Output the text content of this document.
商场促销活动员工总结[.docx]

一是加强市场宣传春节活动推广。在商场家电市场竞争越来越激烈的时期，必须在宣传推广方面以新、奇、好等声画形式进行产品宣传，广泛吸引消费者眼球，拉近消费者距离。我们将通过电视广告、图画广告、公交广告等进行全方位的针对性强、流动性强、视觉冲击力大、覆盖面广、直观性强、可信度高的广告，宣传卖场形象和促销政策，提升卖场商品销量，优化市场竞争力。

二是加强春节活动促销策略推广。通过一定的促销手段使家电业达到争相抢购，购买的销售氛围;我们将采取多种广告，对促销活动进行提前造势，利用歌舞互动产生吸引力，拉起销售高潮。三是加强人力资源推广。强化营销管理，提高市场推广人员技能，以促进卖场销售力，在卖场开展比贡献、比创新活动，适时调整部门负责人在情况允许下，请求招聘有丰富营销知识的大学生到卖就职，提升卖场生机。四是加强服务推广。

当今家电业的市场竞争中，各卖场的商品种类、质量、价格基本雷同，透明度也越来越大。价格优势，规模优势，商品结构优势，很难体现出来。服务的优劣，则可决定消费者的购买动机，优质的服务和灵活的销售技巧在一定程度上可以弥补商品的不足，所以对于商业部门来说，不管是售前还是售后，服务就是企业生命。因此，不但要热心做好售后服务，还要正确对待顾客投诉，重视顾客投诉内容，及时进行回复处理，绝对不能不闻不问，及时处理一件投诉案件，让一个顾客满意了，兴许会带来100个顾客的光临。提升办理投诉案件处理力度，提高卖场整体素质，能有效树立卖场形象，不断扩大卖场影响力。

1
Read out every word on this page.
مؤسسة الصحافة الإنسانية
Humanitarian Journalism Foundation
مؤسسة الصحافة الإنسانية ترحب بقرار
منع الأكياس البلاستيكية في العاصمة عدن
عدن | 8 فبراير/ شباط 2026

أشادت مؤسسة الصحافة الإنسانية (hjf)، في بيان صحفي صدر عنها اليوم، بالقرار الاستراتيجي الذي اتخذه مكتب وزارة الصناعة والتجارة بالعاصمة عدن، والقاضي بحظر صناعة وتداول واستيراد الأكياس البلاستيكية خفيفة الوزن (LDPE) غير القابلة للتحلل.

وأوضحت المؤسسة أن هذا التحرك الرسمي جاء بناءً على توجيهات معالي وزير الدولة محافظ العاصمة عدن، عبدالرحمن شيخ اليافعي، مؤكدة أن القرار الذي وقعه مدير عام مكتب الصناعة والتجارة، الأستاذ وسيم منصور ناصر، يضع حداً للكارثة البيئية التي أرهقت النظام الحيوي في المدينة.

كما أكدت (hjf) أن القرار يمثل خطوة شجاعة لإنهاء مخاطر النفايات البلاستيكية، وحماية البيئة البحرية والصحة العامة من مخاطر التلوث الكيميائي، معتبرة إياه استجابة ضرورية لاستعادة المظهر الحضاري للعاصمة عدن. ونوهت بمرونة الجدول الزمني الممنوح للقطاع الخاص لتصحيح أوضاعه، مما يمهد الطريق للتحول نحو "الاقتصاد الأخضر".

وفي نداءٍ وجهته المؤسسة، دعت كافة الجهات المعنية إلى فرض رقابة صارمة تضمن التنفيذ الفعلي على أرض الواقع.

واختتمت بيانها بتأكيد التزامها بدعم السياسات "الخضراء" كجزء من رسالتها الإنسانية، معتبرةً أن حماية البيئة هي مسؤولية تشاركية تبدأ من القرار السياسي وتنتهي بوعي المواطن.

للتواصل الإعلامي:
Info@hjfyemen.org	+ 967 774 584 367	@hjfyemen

++++++++

OBJECTIVE:
What is needed here is an exact reproduction of all the entries.

COMPLETE OUTPUT:
Output the text content of this document.
商场促销活动员工总结[.docx]

一是加强市场宣传春节活动推广。在商场家电市场竞争越来越激烈的时期，必须在宣传推广方面以新、奇、好等声画形式进行产品宣传，广泛吸引消费者眼球，拉近消费者距离。我们将通过电视广告、图画广告、公交广告等进行全方位的针对性强、流动性强、视觉冲击力大、覆盖面广、直观性强、可信度高的广告，宣传卖场形象和促销政策，提升卖场商品销量，优化市场竞争力。

二是加强春节活动促销策略推广。通过一定的促销手段使家电业达到争相抢购，购买的销售氛围;我们将采取多种广告，对促销活动进行提前造势，利用歌舞互动产生吸引力，拉起销售高潮。三是加强人力资源推广。强化营销管理，提高市场推广人员技能，以促进卖场销售力，在卖场开展比贡献、比创新活动，适时调整部门负责人在情况允许下，请求招聘有丰富营销知识的大学生到卖就职，提升卖场生机。四是加强服务推广。

当今家电业的市场竞争中，各卖场的商品种类、质量、价格基本雷同，透明度也越来越大。价格优势，规模优势，商品结构优势，很难体现出来。服务的优劣，则可决定消费者的购买动机，优质的服务和灵活的销售技巧在一定程度上可以弥补商品的不足，所以对于商业部门来说，不管是售前还是售后，服务就是企业生命。因此，不但要热心做好售后服务，还要正确对待顾客投诉，重视顾客投诉内容，及时进行回复处理，绝对不能不闻不问，及时处理一件投诉案件，让一个顾客满意了，兴许会带来100个顾客的光临。提升办理投诉案件处理力度，提高卖场整体素质，能有效树立卖场形象，不断扩大卖场影响力。

1
Read out every word on this page.
مؤسسة الصحافة الإنسانية
Humanitarian Journalism Foundation
مؤسسة الصحافة الإنسانية ترحب بقرار
منع الأكياس البلاستيكية في العاصمة عدن
عدن | 8 فبراير/ شباط 2026

أشادت مؤسسة الصحافة الإنسانية (hjf)، في بيان صحفي صدر عنها اليوم، بالقرار الاستراتيجي الذي اتخذه مكتب وزارة الصناعة والتجارة بالعاصمة عدن، والقاضي بحظر صناعة وتداول واستيراد الأكياس البلاستيكية خفيفة الوزن (LDPE) غير القابلة للتحلل.

وأوضحت المؤسسة أن هذا التحرك الرسمي جاء بناءً على توجيهات معالي وزير الدولة محافظ العاصمة عدن، عبدالرحمن شيخ اليافعي، مؤكدة أن القرار الذي وقعه مدير عام مكتب الصناعة والتجارة، الأستاذ وسيم منصور ناصر، يضع حداً للكارثة البيئية التي أرهقت النظام الحيوي في المدينة.

كما أكدت (hjf) أن القرار يمثل خطوة شجاعة لإنهاء مخاطر النفايات البلاستيكية، وحماية البيئة البحرية والصحة العامة من مخاطر التلوث الكيميائي، معتبرة إياه استجابة ضرورية لاستعادة المظهر الحضاري للعاصمة عدن. ونوهت بمرونة الجدول الزمني الممنوح للقطاع الخاص لتصحيح أوضاعه، مما يمهد الطريق للتحول نحو "الاقتصاد الأخضر".

وفي نداءٍ وجهته المؤسسة، دعت كافة الجهات المعنية إلى فرض رقابة صارمة تضمن التنفيذ الفعلي على أرض الواقع.

واختتمت بيانها بتأكيد التزامها بدعم السياسات "الخضراء" كجزء من رسالتها الإنسانية، معتبرةً أن حماية البيئة هي مسؤولية تشاركية تبدأ من القرار السياسي وتنتهي بوعي المواطن.

للتواصل الإعلامي:
Info@hjfyemen.org	+ 967 774 584 367	@hjfyemen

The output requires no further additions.